*STATED EXERCISE 1*
How would you translate this sentence from the passage on storage monitoring into Spanish: "The key element to track when managing storage systems is, of course, the disk drives."?
*STATED EXERCISE 2*
Can you extract, word for word, the stretch of the passage on storage monitoring from "New Pig searched" through "the disk drives."?

═══ PASSAGE GIVEN ═══

"Our admins will go in and look at the logs to see what happened before a server locked up," says Steve Luciano, Network Administrator for New Pig Corporation, an industrial safety and plant maintenance vendor headquartered in Tipton, Pennsylvania. "But it's difficult to keep on top of all the servers amongst everything else they have to do."
New Pig searched for a means of presenting storage and networking information from disparate sources in a useful and centralized format. This led to the company acquiring and installing Event Log Management (ELM) software.
The key element to track when managing storage systems is, of course, the disk drives.
"You have to understand that disk drives are like light bulbs," says Paul Santeler, VP of Management Networking and High Availability Products Group at Hewlett-Packard. "They will fail. It is how well prepared you are when one fails that makes the difference between a well-run or poorly run data center."
To help in preparing for possible upcoming failures, disks use a system called Self-Monitoring Analysis and Reporting Technology (S.M.A.R.T.). S.M.A.R.T. monitors up to thirty different items within the drive, including seek time, head flying height, the amount of time it takes to spin a disk up to its rated speed, and the internal temperature of the drive.
S.M.A.R.T. analyzes all these monitored elements and creates an overall health assessment for the drive based on algorithms the manufacture establishes for that particular model. When it appears a device is approaching the failure point, S.M.A.R.T. alerts the administrator in (hopefully) enough time to back up the drive and replace it. If the disk is part of a RAID array, there is an additional level of protection.

═══ RECORDS PROVIDED ═══

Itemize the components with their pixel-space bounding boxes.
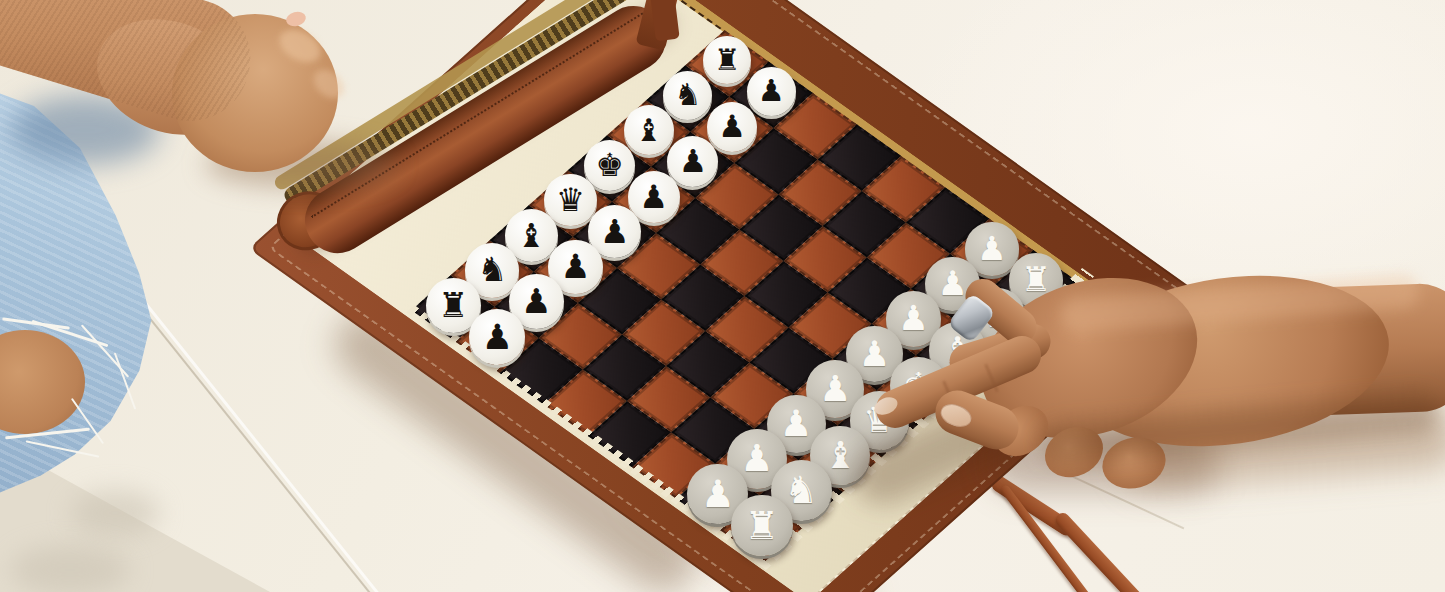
photo-stage: ♜♞♝♛♚♝♞♜♟♟♟♟♟♟♟♟♜♞♝♛♚♝♞♜♟♟♟♟♟♟♟♟ <box>0 0 1445 592</box>
floor-smudge <box>10 545 130 592</box>
zipper-pull-strap-fold <box>650 0 679 41</box>
floor-smudge <box>70 490 160 536</box>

═══

*RESPONSE 1*
El elemento clave que hay que vigilar al administrar sistemas de almacenamiento son, por supuesto, las unidades de disco.

*RESPONSE 2*
New Pig searched for a means of presenting storage and networking information from disparate sources in a useful and centralized format. This led to the company acquiring and installing Event Log Management (ELM) software.
The key element to track when managing storage systems is, of course, the disk drives.